▶ [Problem description]:
Which lines below hold the word "this"? Copy all of them.

[Records contained in a dataset]
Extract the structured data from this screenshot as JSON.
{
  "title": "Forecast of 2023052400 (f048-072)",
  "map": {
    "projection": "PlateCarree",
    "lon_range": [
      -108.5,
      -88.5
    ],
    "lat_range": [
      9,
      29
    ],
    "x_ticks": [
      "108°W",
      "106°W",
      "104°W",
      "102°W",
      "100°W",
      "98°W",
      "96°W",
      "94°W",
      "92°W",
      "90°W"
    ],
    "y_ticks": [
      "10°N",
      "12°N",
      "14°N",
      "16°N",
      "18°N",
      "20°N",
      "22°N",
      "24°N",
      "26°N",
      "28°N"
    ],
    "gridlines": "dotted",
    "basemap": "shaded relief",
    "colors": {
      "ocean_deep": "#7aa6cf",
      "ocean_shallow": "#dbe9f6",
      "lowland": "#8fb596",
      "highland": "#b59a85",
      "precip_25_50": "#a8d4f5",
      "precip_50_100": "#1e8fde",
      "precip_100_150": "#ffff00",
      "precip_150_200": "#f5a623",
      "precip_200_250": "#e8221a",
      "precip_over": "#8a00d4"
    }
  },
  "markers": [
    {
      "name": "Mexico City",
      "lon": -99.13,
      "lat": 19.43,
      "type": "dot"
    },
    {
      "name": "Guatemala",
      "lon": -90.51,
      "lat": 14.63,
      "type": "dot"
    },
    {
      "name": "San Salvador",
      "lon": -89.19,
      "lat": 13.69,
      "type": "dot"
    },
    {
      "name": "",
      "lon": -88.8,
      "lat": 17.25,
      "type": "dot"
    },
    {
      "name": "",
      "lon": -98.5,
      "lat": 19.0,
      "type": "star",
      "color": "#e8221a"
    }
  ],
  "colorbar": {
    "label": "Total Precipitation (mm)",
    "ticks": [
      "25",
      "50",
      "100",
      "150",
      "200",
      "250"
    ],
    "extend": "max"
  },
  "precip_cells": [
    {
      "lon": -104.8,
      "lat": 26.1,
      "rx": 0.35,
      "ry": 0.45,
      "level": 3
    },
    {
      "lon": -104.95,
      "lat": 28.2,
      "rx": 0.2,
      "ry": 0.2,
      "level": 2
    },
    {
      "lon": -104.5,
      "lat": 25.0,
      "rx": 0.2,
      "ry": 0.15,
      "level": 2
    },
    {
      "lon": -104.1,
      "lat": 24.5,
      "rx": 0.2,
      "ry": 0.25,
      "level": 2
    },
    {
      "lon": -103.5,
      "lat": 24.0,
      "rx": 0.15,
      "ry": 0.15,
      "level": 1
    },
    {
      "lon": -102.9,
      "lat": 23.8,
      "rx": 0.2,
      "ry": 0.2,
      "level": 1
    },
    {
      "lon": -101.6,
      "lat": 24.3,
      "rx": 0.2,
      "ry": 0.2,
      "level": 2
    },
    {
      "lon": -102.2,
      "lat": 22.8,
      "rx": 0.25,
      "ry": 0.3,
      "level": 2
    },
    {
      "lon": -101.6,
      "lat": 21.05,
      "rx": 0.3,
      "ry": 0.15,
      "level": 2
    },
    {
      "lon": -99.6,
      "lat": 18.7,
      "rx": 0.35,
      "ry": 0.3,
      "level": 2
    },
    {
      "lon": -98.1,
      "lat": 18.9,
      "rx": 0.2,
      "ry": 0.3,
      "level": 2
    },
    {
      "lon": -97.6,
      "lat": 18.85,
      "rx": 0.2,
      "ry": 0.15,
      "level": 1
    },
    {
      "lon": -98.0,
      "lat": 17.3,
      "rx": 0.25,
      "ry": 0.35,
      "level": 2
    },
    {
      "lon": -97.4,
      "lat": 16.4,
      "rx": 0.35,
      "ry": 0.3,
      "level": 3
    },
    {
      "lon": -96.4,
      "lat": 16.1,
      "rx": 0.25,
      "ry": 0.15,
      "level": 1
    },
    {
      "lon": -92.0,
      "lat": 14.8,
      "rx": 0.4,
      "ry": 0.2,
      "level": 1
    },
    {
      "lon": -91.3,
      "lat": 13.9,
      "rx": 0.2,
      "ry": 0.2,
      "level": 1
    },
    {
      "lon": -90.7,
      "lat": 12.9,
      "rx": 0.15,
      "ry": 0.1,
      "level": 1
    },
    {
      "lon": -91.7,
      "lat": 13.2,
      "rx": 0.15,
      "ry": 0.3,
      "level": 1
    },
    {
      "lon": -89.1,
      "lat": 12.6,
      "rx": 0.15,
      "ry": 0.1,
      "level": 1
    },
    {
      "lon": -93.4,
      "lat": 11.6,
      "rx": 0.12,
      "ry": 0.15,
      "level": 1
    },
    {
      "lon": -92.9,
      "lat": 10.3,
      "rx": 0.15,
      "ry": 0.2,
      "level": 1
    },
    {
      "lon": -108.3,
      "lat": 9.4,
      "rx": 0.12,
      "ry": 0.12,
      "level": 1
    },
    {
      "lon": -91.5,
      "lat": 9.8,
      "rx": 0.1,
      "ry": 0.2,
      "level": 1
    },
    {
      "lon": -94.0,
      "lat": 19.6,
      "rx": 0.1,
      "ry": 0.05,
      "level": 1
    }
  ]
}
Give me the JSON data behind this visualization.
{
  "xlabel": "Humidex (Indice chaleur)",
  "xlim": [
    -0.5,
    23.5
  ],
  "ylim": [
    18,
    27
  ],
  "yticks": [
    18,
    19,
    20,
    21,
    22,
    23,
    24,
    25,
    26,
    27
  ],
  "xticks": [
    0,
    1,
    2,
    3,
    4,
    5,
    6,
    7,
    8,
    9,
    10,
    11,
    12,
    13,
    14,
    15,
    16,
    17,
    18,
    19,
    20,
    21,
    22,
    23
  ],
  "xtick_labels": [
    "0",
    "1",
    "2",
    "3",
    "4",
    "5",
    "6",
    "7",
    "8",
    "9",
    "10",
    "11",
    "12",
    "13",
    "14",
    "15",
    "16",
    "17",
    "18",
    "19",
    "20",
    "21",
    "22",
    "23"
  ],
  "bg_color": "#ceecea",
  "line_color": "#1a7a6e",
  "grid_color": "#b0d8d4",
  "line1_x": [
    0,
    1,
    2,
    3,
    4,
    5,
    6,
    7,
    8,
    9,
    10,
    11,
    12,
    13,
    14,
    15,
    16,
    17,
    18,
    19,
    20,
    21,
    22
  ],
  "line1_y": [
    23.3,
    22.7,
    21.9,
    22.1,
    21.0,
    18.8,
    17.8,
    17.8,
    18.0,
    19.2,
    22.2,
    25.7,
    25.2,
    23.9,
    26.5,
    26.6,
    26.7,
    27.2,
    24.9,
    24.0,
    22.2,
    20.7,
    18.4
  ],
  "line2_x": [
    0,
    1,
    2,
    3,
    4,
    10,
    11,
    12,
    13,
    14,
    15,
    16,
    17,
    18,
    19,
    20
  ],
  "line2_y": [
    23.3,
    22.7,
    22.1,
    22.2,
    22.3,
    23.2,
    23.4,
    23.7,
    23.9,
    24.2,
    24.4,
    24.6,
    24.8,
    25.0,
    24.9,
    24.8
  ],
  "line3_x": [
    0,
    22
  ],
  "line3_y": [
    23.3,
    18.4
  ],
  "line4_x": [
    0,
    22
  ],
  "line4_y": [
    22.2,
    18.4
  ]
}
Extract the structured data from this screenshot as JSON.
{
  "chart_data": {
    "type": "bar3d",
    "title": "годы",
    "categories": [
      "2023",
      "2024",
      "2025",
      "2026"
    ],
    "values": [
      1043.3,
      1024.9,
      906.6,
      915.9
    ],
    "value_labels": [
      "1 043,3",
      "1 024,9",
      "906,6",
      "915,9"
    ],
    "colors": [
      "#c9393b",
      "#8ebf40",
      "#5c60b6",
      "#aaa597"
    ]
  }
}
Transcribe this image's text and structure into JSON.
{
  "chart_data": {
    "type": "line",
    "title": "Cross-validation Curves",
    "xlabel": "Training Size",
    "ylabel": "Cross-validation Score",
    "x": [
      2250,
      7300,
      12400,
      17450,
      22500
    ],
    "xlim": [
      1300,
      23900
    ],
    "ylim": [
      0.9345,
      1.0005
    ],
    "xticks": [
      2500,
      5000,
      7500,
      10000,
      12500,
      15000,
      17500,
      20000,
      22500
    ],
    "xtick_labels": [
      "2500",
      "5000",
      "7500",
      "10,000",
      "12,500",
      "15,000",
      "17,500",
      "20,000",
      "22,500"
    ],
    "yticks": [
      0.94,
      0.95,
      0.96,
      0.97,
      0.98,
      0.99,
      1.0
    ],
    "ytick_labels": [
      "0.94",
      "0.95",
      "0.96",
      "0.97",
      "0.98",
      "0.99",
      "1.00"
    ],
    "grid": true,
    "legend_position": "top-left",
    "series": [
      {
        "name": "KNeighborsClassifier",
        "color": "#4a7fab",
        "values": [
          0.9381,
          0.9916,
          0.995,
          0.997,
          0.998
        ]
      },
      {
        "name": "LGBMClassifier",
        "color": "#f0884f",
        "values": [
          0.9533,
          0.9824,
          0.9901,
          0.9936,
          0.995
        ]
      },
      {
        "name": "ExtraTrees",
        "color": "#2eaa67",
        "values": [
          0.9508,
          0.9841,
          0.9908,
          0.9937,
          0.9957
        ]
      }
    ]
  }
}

▶ [Exercise response]:
Extract the structured data from this screenshot as JSON.
Give me the JSON data behind this visualization.
Extract the structured data from this screenshot as JSON.
Transcribe this image's text and structure into JSON.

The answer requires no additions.